Data tied to figure images:
- - - - - - -

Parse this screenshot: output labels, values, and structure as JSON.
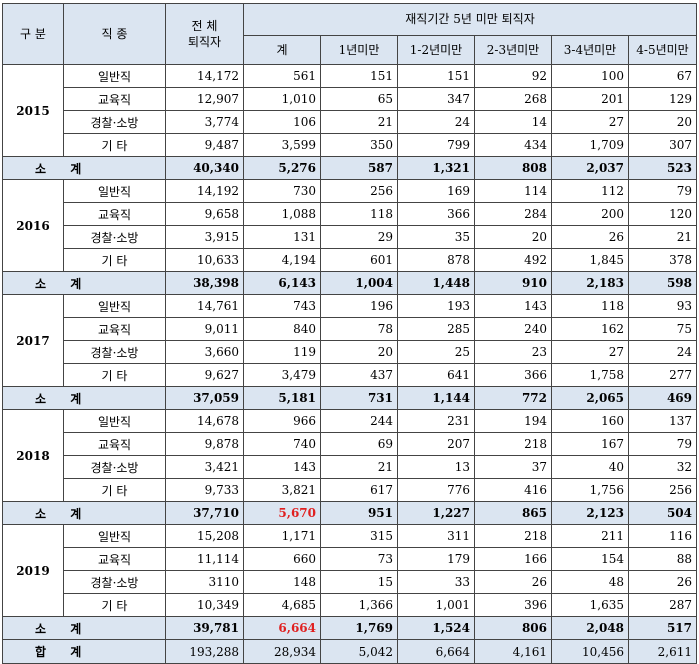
{
  "header": {
    "gubun": "구 분",
    "jikjong": "직 종",
    "total_retirees_line1": "전 체",
    "total_retirees_line2": "퇴직자",
    "group_title": "재직기간 5년 미만 퇴직자",
    "cols": [
      "계",
      "1년미만",
      "1-2년미만",
      "2-3년미만",
      "3-4년미만",
      "4-5년미만"
    ]
  },
  "subtotal_label": "소 계",
  "years": [
    {
      "year": "2015",
      "rows": [
        {
          "job": "일반직",
          "values": [
            "14,172",
            "561",
            "151",
            "151",
            "92",
            "100",
            "67"
          ]
        },
        {
          "job": "교육직",
          "values": [
            "12,907",
            "1,010",
            "65",
            "347",
            "268",
            "201",
            "129"
          ]
        },
        {
          "job": "경찰·소방",
          "values": [
            "3,774",
            "106",
            "21",
            "24",
            "14",
            "27",
            "20"
          ]
        },
        {
          "job": "기 타",
          "values": [
            "9,487",
            "3,599",
            "350",
            "799",
            "434",
            "1,709",
            "307"
          ]
        }
      ],
      "subtotal": [
        "40,340",
        "5,276",
        "587",
        "1,321",
        "808",
        "2,037",
        "523"
      ]
    },
    {
      "year": "2016",
      "rows": [
        {
          "job": "일반직",
          "values": [
            "14,192",
            "730",
            "256",
            "169",
            "114",
            "112",
            "79"
          ]
        },
        {
          "job": "교육직",
          "values": [
            "9,658",
            "1,088",
            "118",
            "366",
            "284",
            "200",
            "120"
          ]
        },
        {
          "job": "경찰·소방",
          "values": [
            "3,915",
            "131",
            "29",
            "35",
            "20",
            "26",
            "21"
          ]
        },
        {
          "job": "기 타",
          "values": [
            "10,633",
            "4,194",
            "601",
            "878",
            "492",
            "1,845",
            "378"
          ]
        }
      ],
      "subtotal": [
        "38,398",
        "6,143",
        "1,004",
        "1,448",
        "910",
        "2,183",
        "598"
      ]
    },
    {
      "year": "2017",
      "rows": [
        {
          "job": "일반직",
          "values": [
            "14,761",
            "743",
            "196",
            "193",
            "143",
            "118",
            "93"
          ]
        },
        {
          "job": "교육직",
          "values": [
            "9,011",
            "840",
            "78",
            "285",
            "240",
            "162",
            "75"
          ]
        },
        {
          "job": "경찰·소방",
          "values": [
            "3,660",
            "119",
            "20",
            "25",
            "23",
            "27",
            "24"
          ]
        },
        {
          "job": "기 타",
          "values": [
            "9,627",
            "3,479",
            "437",
            "641",
            "366",
            "1,758",
            "277"
          ]
        }
      ],
      "subtotal": [
        "37,059",
        "5,181",
        "731",
        "1,144",
        "772",
        "2,065",
        "469"
      ]
    },
    {
      "year": "2018",
      "rows": [
        {
          "job": "일반직",
          "values": [
            "14,678",
            "966",
            "244",
            "231",
            "194",
            "160",
            "137"
          ]
        },
        {
          "job": "교육직",
          "values": [
            "9,878",
            "740",
            "69",
            "207",
            "218",
            "167",
            "79"
          ]
        },
        {
          "job": "경찰·소방",
          "values": [
            "3,421",
            "143",
            "21",
            "13",
            "37",
            "40",
            "32"
          ]
        },
        {
          "job": "기 타",
          "values": [
            "9,733",
            "3,821",
            "617",
            "776",
            "416",
            "1,756",
            "256"
          ]
        }
      ],
      "subtotal": [
        "37,710",
        "5,670",
        "951",
        "1,227",
        "865",
        "2,123",
        "504"
      ],
      "subtotal_red_index": 1
    },
    {
      "year": "2019",
      "rows": [
        {
          "job": "일반직",
          "values": [
            "15,208",
            "1,171",
            "315",
            "311",
            "218",
            "211",
            "116"
          ]
        },
        {
          "job": "교육직",
          "values": [
            "11,114",
            "660",
            "73",
            "179",
            "166",
            "154",
            "88"
          ]
        },
        {
          "job": "경찰·소방",
          "values": [
            "3110",
            "148",
            "15",
            "33",
            "26",
            "48",
            "26"
          ]
        },
        {
          "job": "기 타",
          "values": [
            "10,349",
            "4,685",
            "1,366",
            "1,001",
            "396",
            "1,635",
            "287"
          ]
        }
      ],
      "subtotal": [
        "39,781",
        "6,664",
        "1,769",
        "1,524",
        "806",
        "2,048",
        "517"
      ],
      "subtotal_red_index": 1
    }
  ],
  "total": {
    "label": "합 계",
    "values": [
      "193,288",
      "28,934",
      "5,042",
      "6,664",
      "4,161",
      "10,456",
      "2,611"
    ]
  },
  "colors": {
    "header_bg": "#dbe5f1",
    "highlight_red": "#e02020"
  }
}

- - - - - - -

__WHAT TO DO__: Print all of the entries word for word. Skip any images they contain.

__FINISHED TASK__:
Parse this screenshot: output labels, values, and structure as JSON.
{
  "header": {
    "gubun": "구 분",
    "jikjong": "직 종",
    "total_retirees_line1": "전 체",
    "total_retirees_line2": "퇴직자",
    "group_title": "재직기간 5년 미만 퇴직자",
    "cols": [
      "계",
      "1년미만",
      "1-2년미만",
      "2-3년미만",
      "3-4년미만",
      "4-5년미만"
    ]
  },
  "subtotal_label": "소 계",
  "years": [
    {
      "year": "2015",
      "rows": [
        {
          "job": "일반직",
          "values": [
            "14,172",
            "561",
            "151",
            "151",
            "92",
            "100",
            "67"
          ]
        },
        {
          "job": "교육직",
          "values": [
            "12,907",
            "1,010",
            "65",
            "347",
            "268",
            "201",
            "129"
          ]
        },
        {
          "job": "경찰·소방",
          "values": [
            "3,774",
            "106",
            "21",
            "24",
            "14",
            "27",
            "20"
          ]
        },
        {
          "job": "기 타",
          "values": [
            "9,487",
            "3,599",
            "350",
            "799",
            "434",
            "1,709",
            "307"
          ]
        }
      ],
      "subtotal": [
        "40,340",
        "5,276",
        "587",
        "1,321",
        "808",
        "2,037",
        "523"
      ]
    },
    {
      "year": "2016",
      "rows": [
        {
          "job": "일반직",
          "values": [
            "14,192",
            "730",
            "256",
            "169",
            "114",
            "112",
            "79"
          ]
        },
        {
          "job": "교육직",
          "values": [
            "9,658",
            "1,088",
            "118",
            "366",
            "284",
            "200",
            "120"
          ]
        },
        {
          "job": "경찰·소방",
          "values": [
            "3,915",
            "131",
            "29",
            "35",
            "20",
            "26",
            "21"
          ]
        },
        {
          "job": "기 타",
          "values": [
            "10,633",
            "4,194",
            "601",
            "878",
            "492",
            "1,845",
            "378"
          ]
        }
      ],
      "subtotal": [
        "38,398",
        "6,143",
        "1,004",
        "1,448",
        "910",
        "2,183",
        "598"
      ]
    },
    {
      "year": "2017",
      "rows": [
        {
          "job": "일반직",
          "values": [
            "14,761",
            "743",
            "196",
            "193",
            "143",
            "118",
            "93"
          ]
        },
        {
          "job": "교육직",
          "values": [
            "9,011",
            "840",
            "78",
            "285",
            "240",
            "162",
            "75"
          ]
        },
        {
          "job": "경찰·소방",
          "values": [
            "3,660",
            "119",
            "20",
            "25",
            "23",
            "27",
            "24"
          ]
        },
        {
          "job": "기 타",
          "values": [
            "9,627",
            "3,479",
            "437",
            "641",
            "366",
            "1,758",
            "277"
          ]
        }
      ],
      "subtotal": [
        "37,059",
        "5,181",
        "731",
        "1,144",
        "772",
        "2,065",
        "469"
      ]
    },
    {
      "year": "2018",
      "rows": [
        {
          "job": "일반직",
          "values": [
            "14,678",
            "966",
            "244",
            "231",
            "194",
            "160",
            "137"
          ]
        },
        {
          "job": "교육직",
          "values": [
            "9,878",
            "740",
            "69",
            "207",
            "218",
            "167",
            "79"
          ]
        },
        {
          "job": "경찰·소방",
          "values": [
            "3,421",
            "143",
            "21",
            "13",
            "37",
            "40",
            "32"
          ]
        },
        {
          "job": "기 타",
          "values": [
            "9,733",
            "3,821",
            "617",
            "776",
            "416",
            "1,756",
            "256"
          ]
        }
      ],
      "subtotal": [
        "37,710",
        "5,670",
        "951",
        "1,227",
        "865",
        "2,123",
        "504"
      ],
      "subtotal_red_index": 1
    },
    {
      "year": "2019",
      "rows": [
        {
          "job": "일반직",
          "values": [
            "15,208",
            "1,171",
            "315",
            "311",
            "218",
            "211",
            "116"
          ]
        },
        {
          "job": "교육직",
          "values": [
            "11,114",
            "660",
            "73",
            "179",
            "166",
            "154",
            "88"
          ]
        },
        {
          "job": "경찰·소방",
          "values": [
            "3110",
            "148",
            "15",
            "33",
            "26",
            "48",
            "26"
          ]
        },
        {
          "job": "기 타",
          "values": [
            "10,349",
            "4,685",
            "1,366",
            "1,001",
            "396",
            "1,635",
            "287"
          ]
        }
      ],
      "subtotal": [
        "39,781",
        "6,664",
        "1,769",
        "1,524",
        "806",
        "2,048",
        "517"
      ],
      "subtotal_red_index": 1
    }
  ],
  "total": {
    "label": "합 계",
    "values": [
      "193,288",
      "28,934",
      "5,042",
      "6,664",
      "4,161",
      "10,456",
      "2,611"
    ]
  },
  "colors": {
    "header_bg": "#dbe5f1",
    "highlight_red": "#e02020"
  }
}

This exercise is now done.